• **What the task asks**:
Write out all entries word for word.

* * *

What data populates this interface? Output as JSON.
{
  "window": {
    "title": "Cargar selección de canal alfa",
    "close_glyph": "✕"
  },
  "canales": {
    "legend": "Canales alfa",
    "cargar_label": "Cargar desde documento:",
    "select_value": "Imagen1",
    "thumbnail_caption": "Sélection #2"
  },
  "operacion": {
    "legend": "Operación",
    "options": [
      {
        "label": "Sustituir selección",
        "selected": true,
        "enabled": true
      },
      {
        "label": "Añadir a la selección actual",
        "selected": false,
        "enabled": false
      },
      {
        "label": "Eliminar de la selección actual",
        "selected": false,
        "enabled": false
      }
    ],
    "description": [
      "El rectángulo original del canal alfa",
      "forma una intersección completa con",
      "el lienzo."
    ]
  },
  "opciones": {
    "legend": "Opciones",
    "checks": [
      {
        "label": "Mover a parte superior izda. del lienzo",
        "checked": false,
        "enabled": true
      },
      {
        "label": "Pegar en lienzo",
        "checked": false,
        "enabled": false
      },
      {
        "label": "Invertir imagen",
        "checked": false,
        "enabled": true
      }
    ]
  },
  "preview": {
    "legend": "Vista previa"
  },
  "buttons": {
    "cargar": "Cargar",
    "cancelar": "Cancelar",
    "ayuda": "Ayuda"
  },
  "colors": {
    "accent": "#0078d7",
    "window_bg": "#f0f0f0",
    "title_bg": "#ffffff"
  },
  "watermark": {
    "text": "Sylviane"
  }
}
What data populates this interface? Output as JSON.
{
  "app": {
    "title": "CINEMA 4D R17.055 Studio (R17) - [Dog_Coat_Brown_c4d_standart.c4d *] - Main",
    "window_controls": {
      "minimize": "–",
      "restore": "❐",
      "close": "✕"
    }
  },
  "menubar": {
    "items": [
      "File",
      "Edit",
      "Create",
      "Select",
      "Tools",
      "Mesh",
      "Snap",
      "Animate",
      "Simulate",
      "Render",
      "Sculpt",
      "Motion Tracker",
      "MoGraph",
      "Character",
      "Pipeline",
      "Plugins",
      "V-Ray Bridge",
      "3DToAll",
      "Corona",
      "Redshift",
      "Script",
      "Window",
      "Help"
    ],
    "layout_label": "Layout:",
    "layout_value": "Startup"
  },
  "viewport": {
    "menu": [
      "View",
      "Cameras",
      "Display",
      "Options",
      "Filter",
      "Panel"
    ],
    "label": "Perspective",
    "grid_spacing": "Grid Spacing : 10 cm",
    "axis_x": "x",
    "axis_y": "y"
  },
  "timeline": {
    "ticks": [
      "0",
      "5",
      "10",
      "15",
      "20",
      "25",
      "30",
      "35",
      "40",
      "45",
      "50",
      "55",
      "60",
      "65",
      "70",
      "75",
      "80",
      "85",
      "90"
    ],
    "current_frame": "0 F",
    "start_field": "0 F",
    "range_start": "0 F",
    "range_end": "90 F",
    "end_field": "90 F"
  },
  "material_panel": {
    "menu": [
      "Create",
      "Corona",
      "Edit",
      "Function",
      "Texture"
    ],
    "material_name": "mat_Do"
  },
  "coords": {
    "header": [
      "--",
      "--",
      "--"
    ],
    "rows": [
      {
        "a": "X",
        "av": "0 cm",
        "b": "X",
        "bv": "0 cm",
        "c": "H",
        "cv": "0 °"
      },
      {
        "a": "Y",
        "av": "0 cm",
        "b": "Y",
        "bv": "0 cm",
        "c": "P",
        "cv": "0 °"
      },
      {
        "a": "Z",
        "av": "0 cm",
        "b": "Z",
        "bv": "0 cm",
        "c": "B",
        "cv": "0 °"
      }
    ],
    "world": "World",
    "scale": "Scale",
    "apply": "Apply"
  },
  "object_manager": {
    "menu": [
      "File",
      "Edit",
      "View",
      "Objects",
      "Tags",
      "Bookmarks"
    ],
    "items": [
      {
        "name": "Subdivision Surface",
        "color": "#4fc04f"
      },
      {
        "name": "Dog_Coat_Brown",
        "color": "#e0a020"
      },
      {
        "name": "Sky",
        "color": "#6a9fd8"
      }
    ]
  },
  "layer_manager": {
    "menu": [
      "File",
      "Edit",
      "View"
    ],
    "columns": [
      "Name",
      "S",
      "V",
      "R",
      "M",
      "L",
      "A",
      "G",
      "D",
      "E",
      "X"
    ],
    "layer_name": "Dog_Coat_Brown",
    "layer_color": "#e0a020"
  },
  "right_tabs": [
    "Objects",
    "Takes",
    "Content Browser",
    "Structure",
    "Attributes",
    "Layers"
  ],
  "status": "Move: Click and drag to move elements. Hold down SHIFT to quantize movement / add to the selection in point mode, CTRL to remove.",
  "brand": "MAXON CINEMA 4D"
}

* * *

• **Finished answer**:
What data populates this interface? Output as JSON.
{
  "window": {
    "title": "Cargar selección de canal alfa",
    "close_glyph": "✕"
  },
  "canales": {
    "legend": "Canales alfa",
    "cargar_label": "Cargar desde documento:",
    "select_value": "Imagen1",
    "thumbnail_caption": "Sélection #2"
  },
  "operacion": {
    "legend": "Operación",
    "options": [
      {
        "label": "Sustituir selección",
        "selected": true,
        "enabled": true
      },
      {
        "label": "Añadir a la selección actual",
        "selected": false,
        "enabled": false
      },
      {
        "label": "Eliminar de la selección actual",
        "selected": false,
        "enabled": false
      }
    ],
    "description": [
      "El rectángulo original del canal alfa",
      "forma una intersección completa con",
      "el lienzo."
    ]
  },
  "opciones": {
    "legend": "Opciones",
    "checks": [
      {
        "label": "Mover a parte superior izda. del lienzo",
        "checked": false,
        "enabled": true
      },
      {
        "label": "Pegar en lienzo",
        "checked": false,
        "enabled": false
      },
      {
        "label": "Invertir imagen",
        "checked": false,
        "enabled": true
      }
    ]
  },
  "preview": {
    "legend": "Vista previa"
  },
  "buttons": {
    "cargar": "Cargar",
    "cancelar": "Cancelar",
    "ayuda": "Ayuda"
  },
  "colors": {
    "accent": "#0078d7",
    "window_bg": "#f0f0f0",
    "title_bg": "#ffffff"
  },
  "watermark": {
    "text": "Sylviane"
  }
}
What data populates this interface? Output as JSON.
{
  "app": {
    "title": "CINEMA 4D R17.055 Studio (R17) - [Dog_Coat_Brown_c4d_standart.c4d *] - Main",
    "window_controls": {
      "minimize": "–",
      "restore": "❐",
      "close": "✕"
    }
  },
  "menubar": {
    "items": [
      "File",
      "Edit",
      "Create",
      "Select",
      "Tools",
      "Mesh",
      "Snap",
      "Animate",
      "Simulate",
      "Render",
      "Sculpt",
      "Motion Tracker",
      "MoGraph",
      "Character",
      "Pipeline",
      "Plugins",
      "V-Ray Bridge",
      "3DToAll",
      "Corona",
      "Redshift",
      "Script",
      "Window",
      "Help"
    ],
    "layout_label": "Layout:",
    "layout_value": "Startup"
  },
  "viewport": {
    "menu": [
      "View",
      "Cameras",
      "Display",
      "Options",
      "Filter",
      "Panel"
    ],
    "label": "Perspective",
    "grid_spacing": "Grid Spacing : 10 cm",
    "axis_x": "x",
    "axis_y": "y"
  },
  "timeline": {
    "ticks": [
      "0",
      "5",
      "10",
      "15",
      "20",
      "25",
      "30",
      "35",
      "40",
      "45",
      "50",
      "55",
      "60",
      "65",
      "70",
      "75",
      "80",
      "85",
      "90"
    ],
    "current_frame": "0 F",
    "start_field": "0 F",
    "range_start": "0 F",
    "range_end": "90 F",
    "end_field": "90 F"
  },
  "material_panel": {
    "menu": [
      "Create",
      "Corona",
      "Edit",
      "Function",
      "Texture"
    ],
    "material_name": "mat_Do"
  },
  "coords": {
    "header": [
      "--",
      "--",
      "--"
    ],
    "rows": [
      {
        "a": "X",
        "av": "0 cm",
        "b": "X",
        "bv": "0 cm",
        "c": "H",
        "cv": "0 °"
      },
      {
        "a": "Y",
        "av": "0 cm",
        "b": "Y",
        "bv": "0 cm",
        "c": "P",
        "cv": "0 °"
      },
      {
        "a": "Z",
        "av": "0 cm",
        "b": "Z",
        "bv": "0 cm",
        "c": "B",
        "cv": "0 °"
      }
    ],
    "world": "World",
    "scale": "Scale",
    "apply": "Apply"
  },
  "object_manager": {
    "menu": [
      "File",
      "Edit",
      "View",
      "Objects",
      "Tags",
      "Bookmarks"
    ],
    "items": [
      {
        "name": "Subdivision Surface",
        "color": "#4fc04f"
      },
      {
        "name": "Dog_Coat_Brown",
        "color": "#e0a020"
      },
      {
        "name": "Sky",
        "color": "#6a9fd8"
      }
    ]
  },
  "layer_manager": {
    "menu": [
      "File",
      "Edit",
      "View"
    ],
    "columns": [
      "Name",
      "S",
      "V",
      "R",
      "M",
      "L",
      "A",
      "G",
      "D",
      "E",
      "X"
    ],
    "layer_name": "Dog_Coat_Brown",
    "layer_color": "#e0a020"
  },
  "right_tabs": [
    "Objects",
    "Takes",
    "Content Browser",
    "Structure",
    "Attributes",
    "Layers"
  ],
  "status": "Move: Click and drag to move elements. Hold down SHIFT to quantize movement / add to the selection in point mode, CTRL to remove.",
  "brand": "MAXON CINEMA 4D"
}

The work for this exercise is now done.